---- TASK DATA
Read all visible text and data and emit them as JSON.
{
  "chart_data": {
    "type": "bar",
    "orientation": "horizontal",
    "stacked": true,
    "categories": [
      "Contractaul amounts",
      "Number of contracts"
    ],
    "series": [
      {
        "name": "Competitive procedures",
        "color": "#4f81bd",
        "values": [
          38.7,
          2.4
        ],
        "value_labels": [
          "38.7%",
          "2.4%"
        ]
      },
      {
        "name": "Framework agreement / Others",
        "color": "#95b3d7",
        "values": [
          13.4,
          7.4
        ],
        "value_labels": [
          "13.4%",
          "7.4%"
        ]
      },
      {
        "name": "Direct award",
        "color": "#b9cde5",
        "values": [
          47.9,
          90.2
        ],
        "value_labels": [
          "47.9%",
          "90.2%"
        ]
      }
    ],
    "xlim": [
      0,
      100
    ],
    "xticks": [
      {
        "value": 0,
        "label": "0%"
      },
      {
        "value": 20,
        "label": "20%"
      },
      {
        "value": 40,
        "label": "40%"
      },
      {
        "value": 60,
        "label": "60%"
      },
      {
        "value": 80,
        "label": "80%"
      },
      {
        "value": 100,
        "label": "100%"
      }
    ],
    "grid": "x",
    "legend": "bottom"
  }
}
--------
**WRITTEN TASK**
Search the listing for the string "color". Copy each line where it turns up.

**ANSWER TO THE TASK**
        "color": "#4f81bd",
        "color": "#95b3d7",
        "color": "#b9cde5",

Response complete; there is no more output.